**WHAT IS NEEDED**
Count lines, not occurrences: report how many lines in the records hold the string "screenshot", and nothing else.

**GIVEN DATA**
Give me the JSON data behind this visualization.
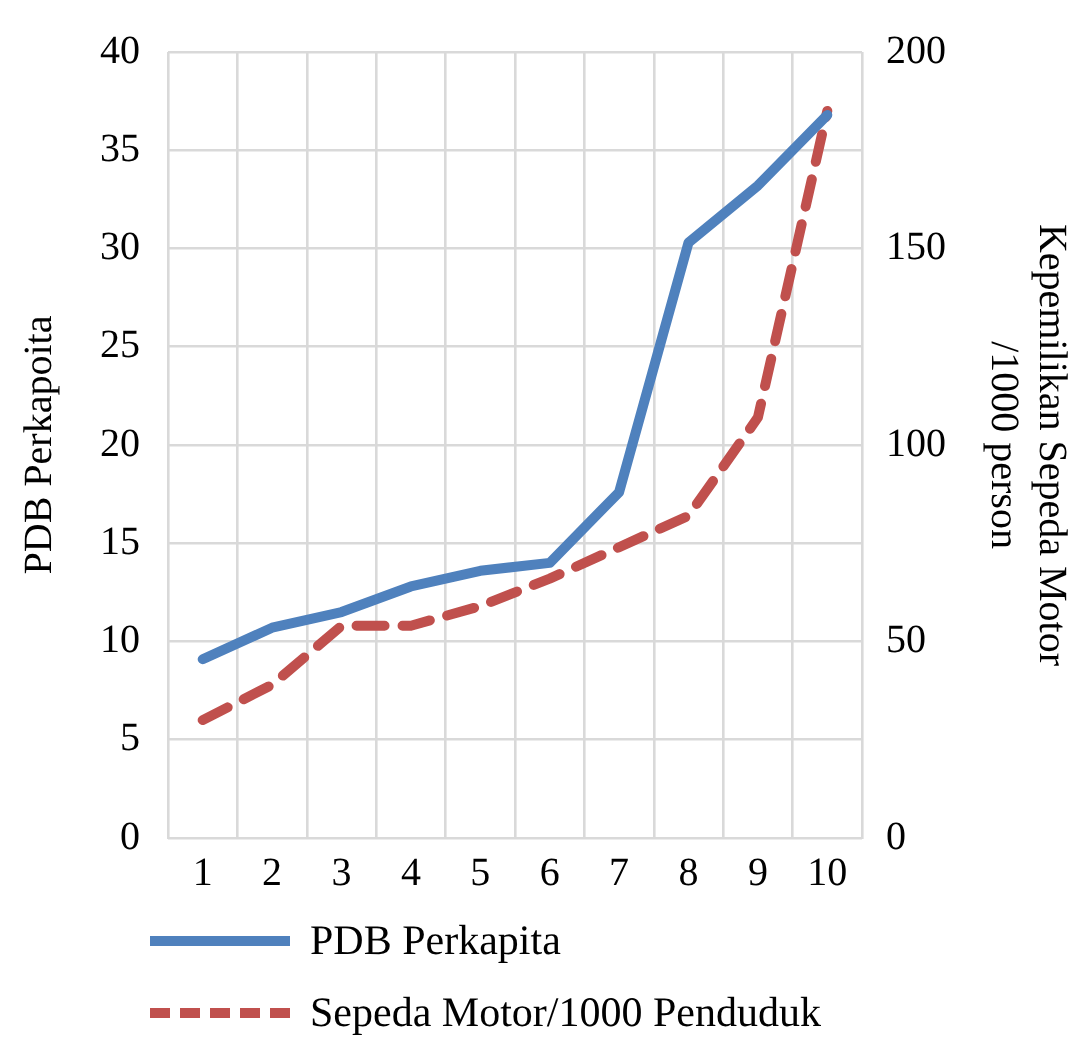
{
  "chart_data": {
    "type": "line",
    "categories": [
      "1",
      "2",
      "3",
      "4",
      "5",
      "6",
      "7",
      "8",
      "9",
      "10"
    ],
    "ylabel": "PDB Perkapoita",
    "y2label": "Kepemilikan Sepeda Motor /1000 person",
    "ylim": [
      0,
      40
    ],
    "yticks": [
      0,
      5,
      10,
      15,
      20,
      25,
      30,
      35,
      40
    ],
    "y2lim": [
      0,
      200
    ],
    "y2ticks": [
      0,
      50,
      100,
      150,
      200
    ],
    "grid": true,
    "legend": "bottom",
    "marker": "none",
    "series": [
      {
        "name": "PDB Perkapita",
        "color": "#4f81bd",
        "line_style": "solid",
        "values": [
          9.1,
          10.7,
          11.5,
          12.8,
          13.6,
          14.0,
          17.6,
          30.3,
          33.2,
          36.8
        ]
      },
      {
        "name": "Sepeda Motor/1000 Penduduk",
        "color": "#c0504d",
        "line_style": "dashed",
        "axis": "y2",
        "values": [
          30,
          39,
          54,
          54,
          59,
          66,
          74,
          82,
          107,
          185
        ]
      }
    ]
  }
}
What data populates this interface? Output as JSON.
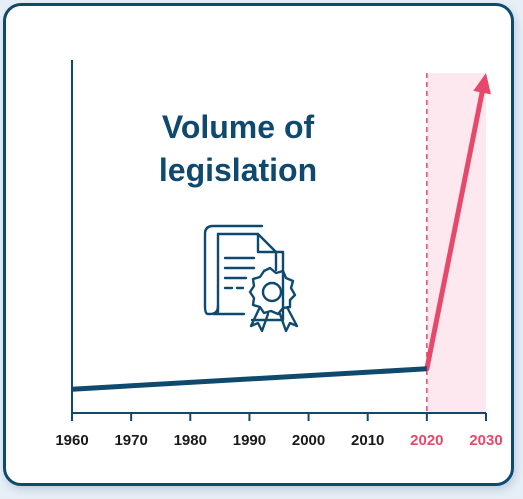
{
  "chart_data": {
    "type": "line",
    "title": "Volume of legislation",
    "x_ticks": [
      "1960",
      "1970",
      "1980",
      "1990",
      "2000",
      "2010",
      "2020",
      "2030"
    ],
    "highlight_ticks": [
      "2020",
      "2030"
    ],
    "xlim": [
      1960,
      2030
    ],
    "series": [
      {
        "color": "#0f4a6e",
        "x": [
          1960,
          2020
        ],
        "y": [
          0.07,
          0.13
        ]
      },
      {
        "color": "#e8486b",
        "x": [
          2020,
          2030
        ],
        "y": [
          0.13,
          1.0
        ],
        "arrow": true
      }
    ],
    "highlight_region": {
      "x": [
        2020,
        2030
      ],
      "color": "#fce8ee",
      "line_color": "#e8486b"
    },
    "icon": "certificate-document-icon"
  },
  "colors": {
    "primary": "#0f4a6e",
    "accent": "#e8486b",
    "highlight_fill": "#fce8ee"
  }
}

---

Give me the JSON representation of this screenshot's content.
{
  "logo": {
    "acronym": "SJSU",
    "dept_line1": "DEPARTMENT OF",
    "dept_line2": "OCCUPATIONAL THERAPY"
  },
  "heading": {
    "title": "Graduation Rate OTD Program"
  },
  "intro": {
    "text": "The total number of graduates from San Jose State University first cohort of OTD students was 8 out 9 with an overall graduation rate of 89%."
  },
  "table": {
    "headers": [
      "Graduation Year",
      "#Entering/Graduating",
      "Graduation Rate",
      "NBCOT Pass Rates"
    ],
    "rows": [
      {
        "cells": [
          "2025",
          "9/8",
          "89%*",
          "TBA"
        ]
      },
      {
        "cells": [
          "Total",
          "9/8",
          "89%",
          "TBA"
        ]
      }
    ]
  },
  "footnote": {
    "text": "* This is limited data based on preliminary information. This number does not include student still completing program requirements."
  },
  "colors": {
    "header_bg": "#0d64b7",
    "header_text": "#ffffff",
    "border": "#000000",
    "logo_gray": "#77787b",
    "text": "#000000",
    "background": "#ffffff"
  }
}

* * *

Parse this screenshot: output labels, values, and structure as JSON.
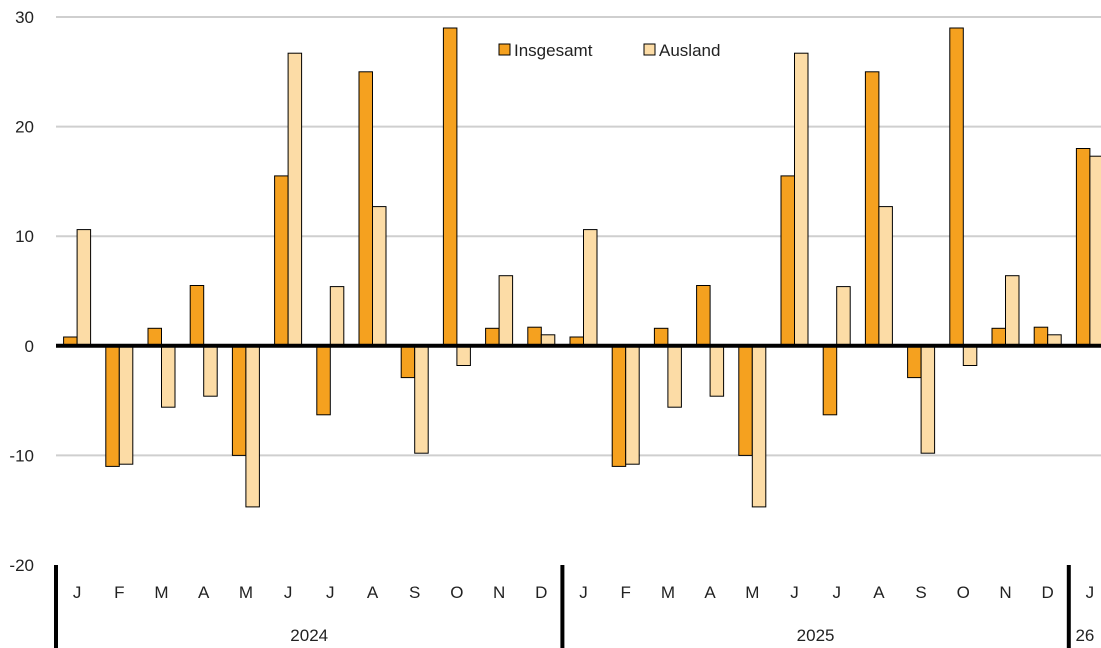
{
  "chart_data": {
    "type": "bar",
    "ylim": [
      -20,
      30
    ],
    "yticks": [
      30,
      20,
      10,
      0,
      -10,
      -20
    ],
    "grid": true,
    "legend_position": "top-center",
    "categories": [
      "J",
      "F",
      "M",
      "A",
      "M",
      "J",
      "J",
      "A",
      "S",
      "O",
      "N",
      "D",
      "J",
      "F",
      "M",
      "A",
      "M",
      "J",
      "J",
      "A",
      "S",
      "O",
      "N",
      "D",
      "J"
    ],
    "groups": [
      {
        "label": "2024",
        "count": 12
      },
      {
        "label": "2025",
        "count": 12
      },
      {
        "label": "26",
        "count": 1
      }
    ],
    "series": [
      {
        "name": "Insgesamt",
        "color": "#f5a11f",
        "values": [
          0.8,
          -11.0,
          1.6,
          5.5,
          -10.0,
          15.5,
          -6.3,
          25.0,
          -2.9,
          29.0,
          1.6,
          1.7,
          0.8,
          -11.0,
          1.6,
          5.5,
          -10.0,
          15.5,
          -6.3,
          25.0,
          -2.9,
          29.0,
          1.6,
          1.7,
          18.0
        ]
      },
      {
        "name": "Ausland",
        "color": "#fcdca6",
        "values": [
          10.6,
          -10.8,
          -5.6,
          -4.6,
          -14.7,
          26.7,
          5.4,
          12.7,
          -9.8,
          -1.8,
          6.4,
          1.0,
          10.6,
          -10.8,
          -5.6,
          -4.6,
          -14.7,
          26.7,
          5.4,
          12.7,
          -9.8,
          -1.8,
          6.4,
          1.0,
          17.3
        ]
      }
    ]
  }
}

**RESPONSE**
2